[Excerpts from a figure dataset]
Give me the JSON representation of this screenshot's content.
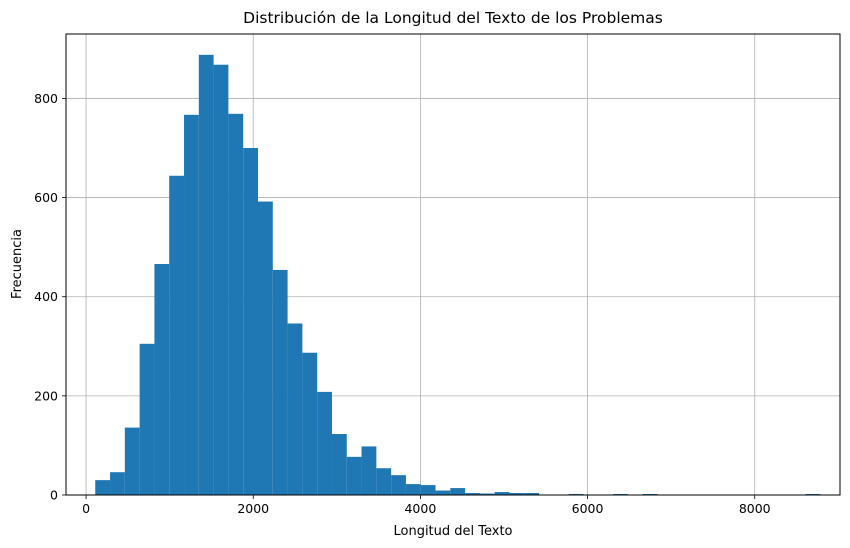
{
  "chart_data": {
    "type": "bar",
    "title": "Distribución de la Longitud del Texto de los Problemas",
    "xlabel": "Longitud del Texto",
    "ylabel": "Frecuencia",
    "xlim": [
      -240,
      9020
    ],
    "ylim": [
      0,
      930
    ],
    "x_ticks": [
      0,
      2000,
      4000,
      6000,
      8000
    ],
    "y_ticks": [
      0,
      200,
      400,
      600,
      800
    ],
    "grid": true,
    "color": "#1f77b4",
    "bin_edges": [
      110,
      287,
      464,
      641,
      818,
      995,
      1172,
      1349,
      1526,
      1703,
      1880,
      2057,
      2234,
      2411,
      2588,
      2765,
      2942,
      3119,
      3296,
      3473,
      3650,
      3827,
      4004,
      4181,
      4358,
      4535,
      4712,
      4889,
      5066,
      5243,
      5420,
      5597,
      5774,
      5951,
      6128,
      6305,
      6482,
      6659,
      6836,
      7013,
      7190,
      7367,
      7544,
      7721,
      7898,
      8075,
      8252,
      8429,
      8606,
      8783
    ],
    "values": [
      30,
      46,
      136,
      305,
      466,
      644,
      767,
      888,
      868,
      769,
      700,
      592,
      454,
      346,
      287,
      208,
      123,
      77,
      98,
      54,
      40,
      22,
      20,
      9,
      14,
      4,
      3,
      6,
      4,
      4,
      0,
      0,
      2,
      0,
      0,
      2,
      0,
      2,
      0,
      0,
      0,
      0,
      0,
      0,
      0,
      0,
      0,
      0,
      2
    ]
  }
}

» Objective: From the entries, report each line that includes the word "Texto".

» Finished task:
    "title": "Distribución de la Longitud del Texto de los Problemas",
    "xlabel": "Longitud del Texto",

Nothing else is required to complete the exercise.